***** SOURCE RECORDS

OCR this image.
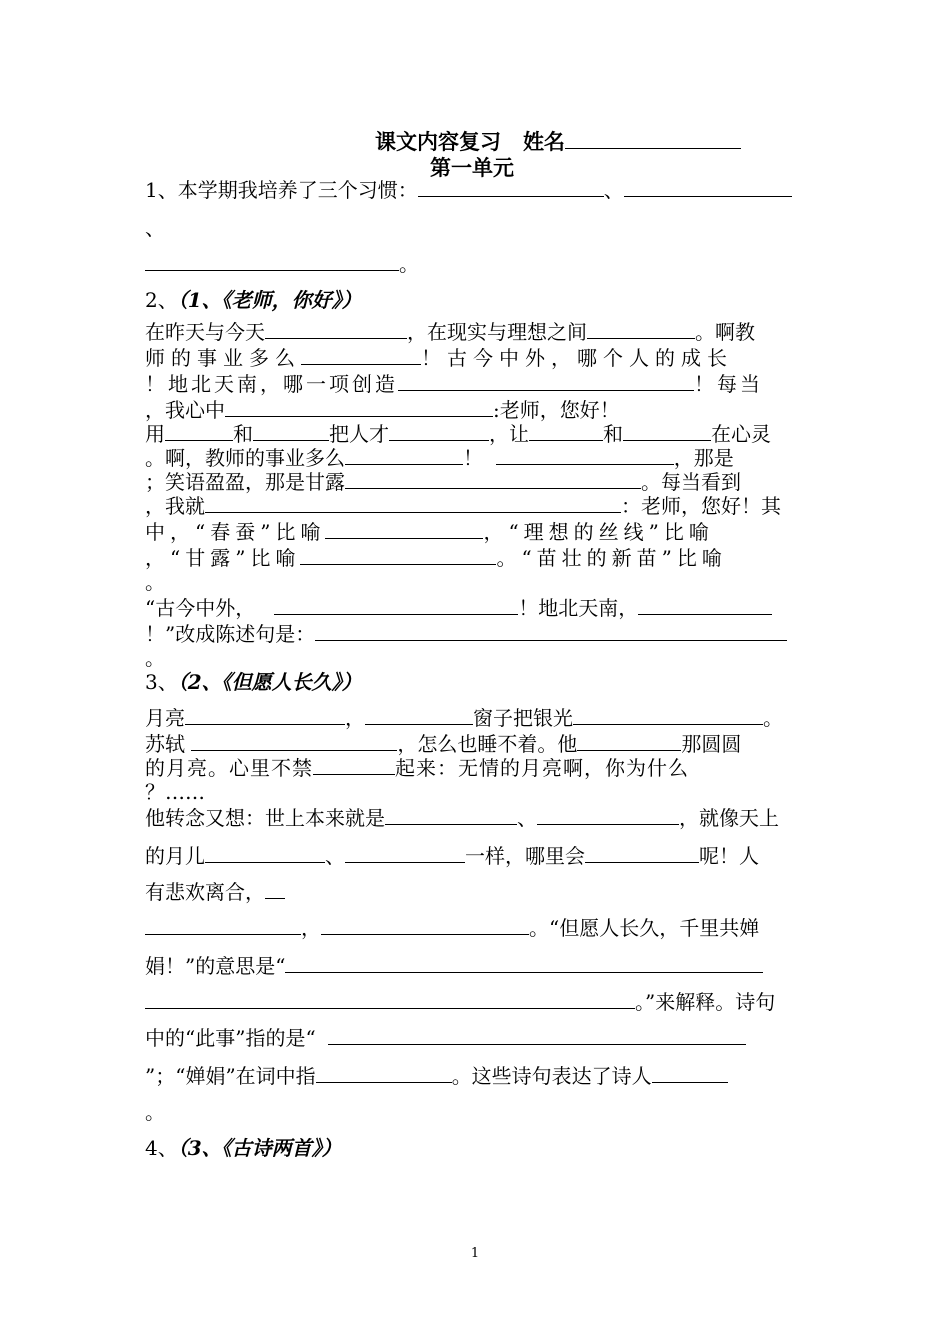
课文内容复习 姓名
第一单元
1、本学期我培养了三个习惯：	、
、
。
2、（1、《老师，你好》）
在昨天与今天	，在现实与理想之间	。啊教
师的事业多么	！古今中外，哪个人的成长
！地北天南，哪一项创造	！每当
，我心中	:老师，您好！
用	和	把人才	，让	和	在心灵
。啊，教师的事业多么	！	，那是
；笑语盈盈，那是甘露	。每当看到
，我就	：老师，您好！其
中，“春蚕”比喻	，“理想的丝线”比喻
，“甘露”比喻	。“苗壮的新苗”比喻
。
“古今中外，	！地北天南，
！”改成陈述句是：
。
3、（2、《但愿人长久》）
月亮	，	窗子把银光	。
苏轼	，怎么也睡不着。他	那圆圆
的月亮。心里不禁	起来：无情的月亮啊，你为什么
？……
他转念又想：世上本来就是	、	，就像天上
的月儿	、	一样，哪里会	呢！人
有悲欢离合，
，	。“但愿人长久，千里共婵
娟！”的意思是“
。”来解释。诗句
中的“此事”指的是“
”；“婵娟”在词中指	。这些诗句表达了诗人
。
4、（3、《古诗两首》）
1
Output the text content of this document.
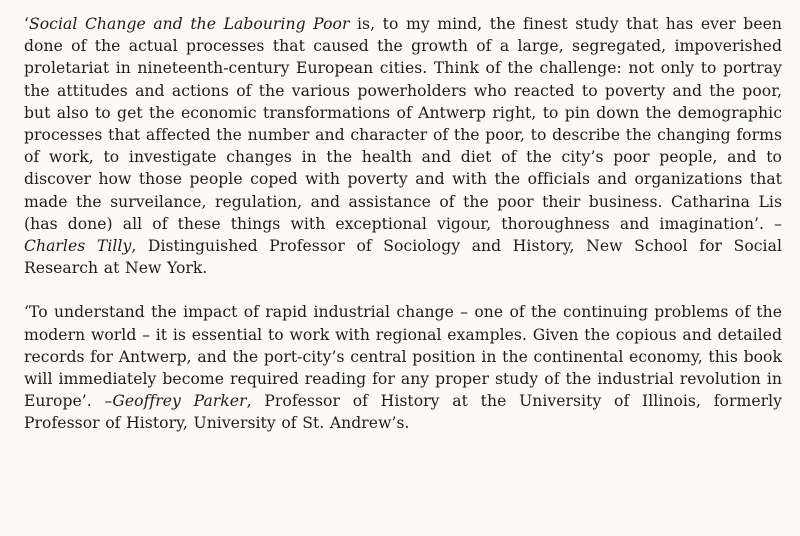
‘Social Change and the Labouring Poor is, to my mind, the finest study that has ever been done of the actual processes that caused the growth of a large, segregated, impoverished proletariat in nineteenth-century European cities. Think of the challenge: not only to portray the attitudes and actions of the various powerholders who reacted to poverty and the poor, but also to get the economic transformations of Antwerp right, to pin down the demographic processes that affected the number and character of the poor, to describe the changing forms of work, to investigate changes in the health and diet of the city’s poor people, and to discover how those people coped with poverty and with the officials and organizations that made the surveilance, regulation, and assistance of the poor their business. Catharina Lis (has done) all of these things with exceptional vigour, thoroughness and imagination’. – Charles Tilly, Distinguished Professor of Sociology and History, New School for Social Research at New York.

‘To understand the impact of rapid industrial change – one of the continuing problems of the modern world – it is essential to work with regional examples. Given the copious and detailed records for Antwerp, and the port-city’s central position in the continental economy, this book will immediately become required reading for any proper study of the industrial revolution in Europe’. –Geoffrey Parker, Professor of History at the University of Illinois, formerly Professor of History, University of St. Andrew’s.
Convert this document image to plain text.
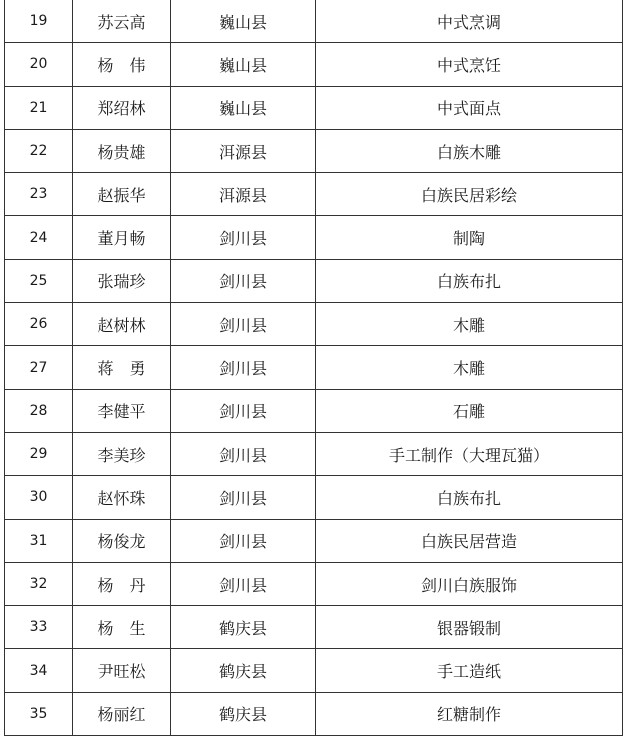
19	苏云高	巍山县	中式烹调
20	杨　伟	巍山县	中式烹饪
21	郑绍林	巍山县	中式面点
22	杨贵雄	洱源县	白族木雕
23	赵振华	洱源县	白族民居彩绘
24	董月畅	剑川县	制陶
25	张瑞珍	剑川县	白族布扎
26	赵树林	剑川县	木雕
27	蒋　勇	剑川县	木雕
28	李健平	剑川县	石雕
29	李美珍	剑川县	手工制作（大理瓦猫）
30	赵怀珠	剑川县	白族布扎
31	杨俊龙	剑川县	白族民居营造
32	杨　丹	剑川县	剑川白族服饰
33	杨　生	鹤庆县	银器锻制
34	尹旺松	鹤庆县	手工造纸
35	杨丽红	鹤庆县	红糖制作
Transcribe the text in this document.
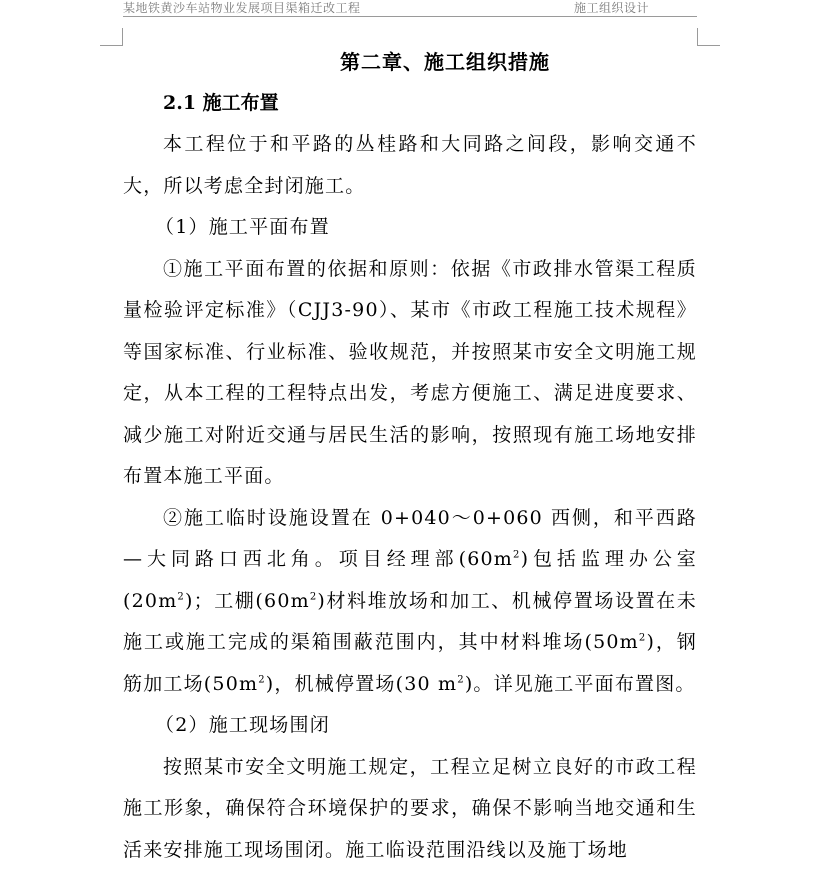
某地铁黄沙车站物业发展项目渠箱迁改工程	施工组织设计
第二章、施工组织措施
2.1 施工布置

本工程位于和平路的丛桂路和大同路之间段，影响交通不大，所以考虑全封闭施工。

（1）施工平面布置

①施工平面布置的依据和原则：依据《市政排水管渠工程质量检验评定标准》（CJJ3-90）、某市《市政工程施工技术规程》等国家标准、行业标准、验收规范，并按照某市安全文明施工规定，从本工程的工程特点出发，考虑方便施工、满足进度要求、减少施工对附近交通与居民生活的影响，按照现有施工场地安排布置本施工平面。

②施工临时设施设置在 0+040～0+060 西侧，和平西路—大同路口西北角。项目经理部$(60m^2)$包括监理办公室$(20m^2)$；工棚$(60m^2)$材料堆放场和加工、机械停置场设置在未施工或施工完成的渠箱围蔽范围内，其中材料堆场$(50m^2)$，钢筋加工场$(50m^2)$，机械停置场(30 $m^2$)。详见施工平面布置图。

（2）施工现场围闭

按照某市安全文明施工规定，工程立足树立良好的市政工程施工形象，确保符合环境保护的要求，确保不影响当地交通和生活来安排施工现场围闭。施工临设范围沿线以及施丁场地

**********

Starting at the line with "Convert this document image to plain text.", output each line through the final one of the listing above, and nothing else. Pictures are to be left out.

Convert this document image to plain text.
19	苏云高	巍山县	中式烹调
20	杨　伟	巍山县	中式烹饪
21	郑绍林	巍山县	中式面点
22	杨贵雄	洱源县	白族木雕
23	赵振华	洱源县	白族民居彩绘
24	董月畅	剑川县	制陶
25	张瑞珍	剑川县	白族布扎
26	赵树林	剑川县	木雕
27	蒋　勇	剑川县	木雕
28	李健平	剑川县	石雕
29	李美珍	剑川县	手工制作（大理瓦猫）
30	赵怀珠	剑川县	白族布扎
31	杨俊龙	剑川县	白族民居营造
32	杨　丹	剑川县	剑川白族服饰
33	杨　生	鹤庆县	银器锻制
34	尹旺松	鹤庆县	手工造纸
35	杨丽红	鹤庆县	红糖制作
Transcribe the text in this document.
某地铁黄沙车站物业发展项目渠箱迁改工程	施工组织设计
第二章、施工组织措施
2.1 施工布置

本工程位于和平路的丛桂路和大同路之间段，影响交通不大，所以考虑全封闭施工。

（1）施工平面布置

①施工平面布置的依据和原则：依据《市政排水管渠工程质量检验评定标准》（CJJ3-90）、某市《市政工程施工技术规程》等国家标准、行业标准、验收规范，并按照某市安全文明施工规定，从本工程的工程特点出发，考虑方便施工、满足进度要求、减少施工对附近交通与居民生活的影响，按照现有施工场地安排布置本施工平面。

②施工临时设施设置在 0+040～0+060 西侧，和平西路—大同路口西北角。项目经理部$(60m^2)$包括监理办公室$(20m^2)$；工棚$(60m^2)$材料堆放场和加工、机械停置场设置在未施工或施工完成的渠箱围蔽范围内，其中材料堆场$(50m^2)$，钢筋加工场$(50m^2)$，机械停置场(30 $m^2$)。详见施工平面布置图。

（2）施工现场围闭

按照某市安全文明施工规定，工程立足树立良好的市政工程施工形象，确保符合环境保护的要求，确保不影响当地交通和生活来安排施工现场围闭。施工临设范围沿线以及施丁场地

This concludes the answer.